* What the exercise asks *
Report, word for word, every line of the material that contains "Risk".

* Working data *
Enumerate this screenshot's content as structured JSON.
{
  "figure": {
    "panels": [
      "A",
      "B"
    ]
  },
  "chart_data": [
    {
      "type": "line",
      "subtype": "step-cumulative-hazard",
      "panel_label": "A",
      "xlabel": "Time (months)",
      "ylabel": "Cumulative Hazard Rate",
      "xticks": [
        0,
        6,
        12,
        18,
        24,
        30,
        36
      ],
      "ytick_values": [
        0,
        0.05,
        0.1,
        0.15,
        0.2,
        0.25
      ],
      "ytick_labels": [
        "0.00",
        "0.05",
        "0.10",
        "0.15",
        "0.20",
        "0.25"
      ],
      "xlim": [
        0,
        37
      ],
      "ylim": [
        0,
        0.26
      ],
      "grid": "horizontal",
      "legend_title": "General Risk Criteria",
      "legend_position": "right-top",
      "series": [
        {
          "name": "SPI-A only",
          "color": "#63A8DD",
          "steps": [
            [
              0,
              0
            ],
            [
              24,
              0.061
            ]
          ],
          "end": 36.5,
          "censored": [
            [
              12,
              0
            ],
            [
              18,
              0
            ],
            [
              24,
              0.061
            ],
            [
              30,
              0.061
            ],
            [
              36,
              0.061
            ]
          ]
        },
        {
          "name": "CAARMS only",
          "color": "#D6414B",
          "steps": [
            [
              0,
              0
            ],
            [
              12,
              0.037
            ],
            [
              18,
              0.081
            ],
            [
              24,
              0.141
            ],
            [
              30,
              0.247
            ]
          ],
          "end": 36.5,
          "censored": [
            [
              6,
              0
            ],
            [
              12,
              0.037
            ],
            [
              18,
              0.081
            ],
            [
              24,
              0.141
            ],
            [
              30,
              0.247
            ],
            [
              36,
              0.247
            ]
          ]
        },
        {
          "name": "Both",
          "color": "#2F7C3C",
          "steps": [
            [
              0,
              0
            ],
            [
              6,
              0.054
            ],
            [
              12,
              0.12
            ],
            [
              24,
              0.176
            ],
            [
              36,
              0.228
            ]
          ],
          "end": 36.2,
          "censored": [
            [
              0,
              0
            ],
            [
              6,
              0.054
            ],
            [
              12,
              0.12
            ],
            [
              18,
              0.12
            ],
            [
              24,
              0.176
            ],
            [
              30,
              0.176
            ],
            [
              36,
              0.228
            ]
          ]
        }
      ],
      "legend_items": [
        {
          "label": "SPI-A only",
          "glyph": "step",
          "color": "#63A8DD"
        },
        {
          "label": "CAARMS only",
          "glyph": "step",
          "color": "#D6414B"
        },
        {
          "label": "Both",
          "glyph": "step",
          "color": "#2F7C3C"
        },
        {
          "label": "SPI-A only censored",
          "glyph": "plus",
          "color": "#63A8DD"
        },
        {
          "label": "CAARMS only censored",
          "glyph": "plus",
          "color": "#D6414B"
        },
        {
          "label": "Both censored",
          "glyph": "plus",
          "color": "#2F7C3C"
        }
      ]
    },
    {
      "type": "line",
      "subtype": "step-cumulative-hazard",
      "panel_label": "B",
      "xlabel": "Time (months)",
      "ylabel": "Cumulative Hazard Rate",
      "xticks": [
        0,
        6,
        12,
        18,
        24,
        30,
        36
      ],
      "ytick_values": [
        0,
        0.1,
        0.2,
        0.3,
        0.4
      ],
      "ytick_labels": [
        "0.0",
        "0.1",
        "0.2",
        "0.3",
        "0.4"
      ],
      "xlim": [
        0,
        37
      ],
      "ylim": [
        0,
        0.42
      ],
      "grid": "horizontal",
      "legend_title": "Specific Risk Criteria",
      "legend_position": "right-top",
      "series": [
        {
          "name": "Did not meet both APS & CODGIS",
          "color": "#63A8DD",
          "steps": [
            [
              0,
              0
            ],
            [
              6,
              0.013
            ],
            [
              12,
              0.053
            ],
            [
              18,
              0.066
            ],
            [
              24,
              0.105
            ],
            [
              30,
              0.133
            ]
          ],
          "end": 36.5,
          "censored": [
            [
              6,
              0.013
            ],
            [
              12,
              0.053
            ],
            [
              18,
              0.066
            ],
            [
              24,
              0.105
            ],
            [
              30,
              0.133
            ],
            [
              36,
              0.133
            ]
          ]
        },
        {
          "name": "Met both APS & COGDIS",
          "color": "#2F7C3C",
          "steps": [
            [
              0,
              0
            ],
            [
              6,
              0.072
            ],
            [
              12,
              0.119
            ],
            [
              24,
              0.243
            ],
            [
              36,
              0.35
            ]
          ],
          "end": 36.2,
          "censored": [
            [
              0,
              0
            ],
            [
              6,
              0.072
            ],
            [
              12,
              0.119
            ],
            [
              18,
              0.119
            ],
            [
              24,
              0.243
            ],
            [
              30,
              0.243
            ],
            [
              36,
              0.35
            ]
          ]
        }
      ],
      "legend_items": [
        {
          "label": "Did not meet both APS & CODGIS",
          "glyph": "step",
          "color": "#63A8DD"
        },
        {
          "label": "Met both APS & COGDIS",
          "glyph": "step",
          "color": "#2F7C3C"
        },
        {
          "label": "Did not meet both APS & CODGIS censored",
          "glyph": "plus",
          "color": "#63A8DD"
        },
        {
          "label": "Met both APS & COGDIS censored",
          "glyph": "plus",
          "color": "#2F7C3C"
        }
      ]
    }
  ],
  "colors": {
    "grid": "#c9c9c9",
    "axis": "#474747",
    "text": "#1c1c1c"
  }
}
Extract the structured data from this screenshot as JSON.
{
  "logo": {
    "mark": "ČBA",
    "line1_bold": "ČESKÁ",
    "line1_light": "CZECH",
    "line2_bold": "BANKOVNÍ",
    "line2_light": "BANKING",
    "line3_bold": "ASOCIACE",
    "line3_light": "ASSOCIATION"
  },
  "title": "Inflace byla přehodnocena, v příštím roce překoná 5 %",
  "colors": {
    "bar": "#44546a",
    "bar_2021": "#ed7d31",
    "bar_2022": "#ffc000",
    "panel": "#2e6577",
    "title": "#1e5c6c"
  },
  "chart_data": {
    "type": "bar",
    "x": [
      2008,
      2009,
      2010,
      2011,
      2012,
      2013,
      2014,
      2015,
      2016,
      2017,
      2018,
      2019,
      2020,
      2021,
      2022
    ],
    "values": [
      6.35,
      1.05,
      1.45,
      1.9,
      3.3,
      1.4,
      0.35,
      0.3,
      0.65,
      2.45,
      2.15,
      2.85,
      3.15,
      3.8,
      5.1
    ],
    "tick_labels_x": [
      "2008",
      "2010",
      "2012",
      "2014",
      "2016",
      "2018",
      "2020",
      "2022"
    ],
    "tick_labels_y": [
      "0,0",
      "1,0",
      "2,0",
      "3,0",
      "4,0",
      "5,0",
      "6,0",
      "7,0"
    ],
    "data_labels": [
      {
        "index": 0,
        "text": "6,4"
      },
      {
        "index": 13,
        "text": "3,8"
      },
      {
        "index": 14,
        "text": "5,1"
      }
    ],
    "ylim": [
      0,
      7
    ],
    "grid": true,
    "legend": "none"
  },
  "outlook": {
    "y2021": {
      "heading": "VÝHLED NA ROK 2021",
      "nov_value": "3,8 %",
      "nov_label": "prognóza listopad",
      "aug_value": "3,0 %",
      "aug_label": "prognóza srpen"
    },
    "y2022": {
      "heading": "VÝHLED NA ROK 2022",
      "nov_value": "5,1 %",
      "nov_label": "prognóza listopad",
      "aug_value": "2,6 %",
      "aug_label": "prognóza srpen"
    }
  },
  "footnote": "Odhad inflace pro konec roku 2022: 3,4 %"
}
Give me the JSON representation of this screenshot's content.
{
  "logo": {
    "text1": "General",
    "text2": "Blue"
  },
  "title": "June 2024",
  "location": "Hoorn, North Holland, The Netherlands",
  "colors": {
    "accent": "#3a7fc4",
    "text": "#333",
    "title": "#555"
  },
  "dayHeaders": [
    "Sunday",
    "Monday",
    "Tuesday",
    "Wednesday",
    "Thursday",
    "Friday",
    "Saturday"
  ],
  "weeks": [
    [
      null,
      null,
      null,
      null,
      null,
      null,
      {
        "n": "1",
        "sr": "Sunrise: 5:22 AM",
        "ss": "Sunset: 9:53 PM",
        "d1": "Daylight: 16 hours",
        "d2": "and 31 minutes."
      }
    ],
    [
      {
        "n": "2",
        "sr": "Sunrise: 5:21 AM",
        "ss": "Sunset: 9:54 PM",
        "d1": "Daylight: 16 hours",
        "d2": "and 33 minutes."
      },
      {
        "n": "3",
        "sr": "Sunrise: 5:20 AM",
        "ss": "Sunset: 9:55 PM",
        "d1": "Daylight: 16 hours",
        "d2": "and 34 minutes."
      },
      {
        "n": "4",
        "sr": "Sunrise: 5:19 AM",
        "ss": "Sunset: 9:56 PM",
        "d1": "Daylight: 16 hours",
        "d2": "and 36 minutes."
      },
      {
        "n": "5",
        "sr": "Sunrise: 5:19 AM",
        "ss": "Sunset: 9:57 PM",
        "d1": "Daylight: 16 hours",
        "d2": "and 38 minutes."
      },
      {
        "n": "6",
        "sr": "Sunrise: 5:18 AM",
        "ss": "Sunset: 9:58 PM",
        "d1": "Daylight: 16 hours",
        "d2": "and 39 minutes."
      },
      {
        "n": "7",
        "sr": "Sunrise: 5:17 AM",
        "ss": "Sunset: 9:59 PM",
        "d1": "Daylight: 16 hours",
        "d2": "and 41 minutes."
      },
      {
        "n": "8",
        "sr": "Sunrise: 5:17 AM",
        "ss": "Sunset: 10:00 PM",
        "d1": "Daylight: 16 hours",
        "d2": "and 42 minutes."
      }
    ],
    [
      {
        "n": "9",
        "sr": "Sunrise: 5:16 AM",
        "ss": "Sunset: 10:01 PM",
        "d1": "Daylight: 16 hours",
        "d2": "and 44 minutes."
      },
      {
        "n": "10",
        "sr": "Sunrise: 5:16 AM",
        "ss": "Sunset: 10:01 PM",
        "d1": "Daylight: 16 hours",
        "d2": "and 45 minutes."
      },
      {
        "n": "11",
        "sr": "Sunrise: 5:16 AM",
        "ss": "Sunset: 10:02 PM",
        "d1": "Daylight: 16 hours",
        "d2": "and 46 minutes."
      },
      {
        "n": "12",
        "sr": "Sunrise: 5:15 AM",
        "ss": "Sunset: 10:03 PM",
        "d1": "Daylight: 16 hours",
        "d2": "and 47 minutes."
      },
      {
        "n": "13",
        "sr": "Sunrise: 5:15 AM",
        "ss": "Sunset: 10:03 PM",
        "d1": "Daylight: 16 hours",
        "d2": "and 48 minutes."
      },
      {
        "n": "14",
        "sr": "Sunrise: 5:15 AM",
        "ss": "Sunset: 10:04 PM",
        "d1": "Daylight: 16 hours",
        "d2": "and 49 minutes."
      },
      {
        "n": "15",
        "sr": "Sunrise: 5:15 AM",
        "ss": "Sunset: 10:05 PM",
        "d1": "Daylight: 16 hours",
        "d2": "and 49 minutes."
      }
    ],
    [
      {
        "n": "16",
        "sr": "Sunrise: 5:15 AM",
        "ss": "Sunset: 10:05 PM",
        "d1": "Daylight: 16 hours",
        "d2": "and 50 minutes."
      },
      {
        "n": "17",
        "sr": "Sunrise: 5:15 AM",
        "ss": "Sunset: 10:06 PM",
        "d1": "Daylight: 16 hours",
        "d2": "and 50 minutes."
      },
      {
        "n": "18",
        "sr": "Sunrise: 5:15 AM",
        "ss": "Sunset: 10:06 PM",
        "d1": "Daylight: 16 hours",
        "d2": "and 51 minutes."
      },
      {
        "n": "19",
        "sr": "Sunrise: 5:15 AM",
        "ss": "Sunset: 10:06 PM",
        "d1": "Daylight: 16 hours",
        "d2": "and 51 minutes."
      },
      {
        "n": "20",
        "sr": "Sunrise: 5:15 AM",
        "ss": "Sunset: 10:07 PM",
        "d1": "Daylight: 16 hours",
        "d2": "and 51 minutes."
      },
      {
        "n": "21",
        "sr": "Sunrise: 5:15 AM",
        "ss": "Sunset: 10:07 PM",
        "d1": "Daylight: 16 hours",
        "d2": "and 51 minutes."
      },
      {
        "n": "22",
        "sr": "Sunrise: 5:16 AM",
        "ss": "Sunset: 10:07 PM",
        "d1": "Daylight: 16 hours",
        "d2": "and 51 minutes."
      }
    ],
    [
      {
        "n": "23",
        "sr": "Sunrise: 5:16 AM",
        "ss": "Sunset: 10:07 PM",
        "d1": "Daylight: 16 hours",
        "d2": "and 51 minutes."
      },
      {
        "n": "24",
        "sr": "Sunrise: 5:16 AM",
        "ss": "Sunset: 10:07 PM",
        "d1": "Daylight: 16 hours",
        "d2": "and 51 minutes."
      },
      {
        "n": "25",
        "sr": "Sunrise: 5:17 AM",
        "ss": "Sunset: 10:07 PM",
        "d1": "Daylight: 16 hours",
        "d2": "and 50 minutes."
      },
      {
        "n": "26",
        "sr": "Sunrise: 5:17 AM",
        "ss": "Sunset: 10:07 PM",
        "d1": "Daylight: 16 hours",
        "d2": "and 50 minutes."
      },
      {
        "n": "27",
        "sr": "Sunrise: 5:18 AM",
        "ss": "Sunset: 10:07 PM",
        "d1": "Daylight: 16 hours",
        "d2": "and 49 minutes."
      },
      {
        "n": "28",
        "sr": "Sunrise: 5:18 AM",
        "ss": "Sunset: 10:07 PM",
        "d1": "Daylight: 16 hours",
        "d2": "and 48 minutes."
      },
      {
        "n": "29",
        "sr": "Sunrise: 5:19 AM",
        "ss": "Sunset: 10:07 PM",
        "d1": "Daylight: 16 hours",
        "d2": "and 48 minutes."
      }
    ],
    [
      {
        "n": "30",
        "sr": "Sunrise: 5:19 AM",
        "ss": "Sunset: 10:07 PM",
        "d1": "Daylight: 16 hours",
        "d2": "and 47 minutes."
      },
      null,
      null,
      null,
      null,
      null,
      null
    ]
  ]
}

* Expected answer *
      "legend_title": "General Risk Criteria",
      "legend_title": "Specific Risk Criteria",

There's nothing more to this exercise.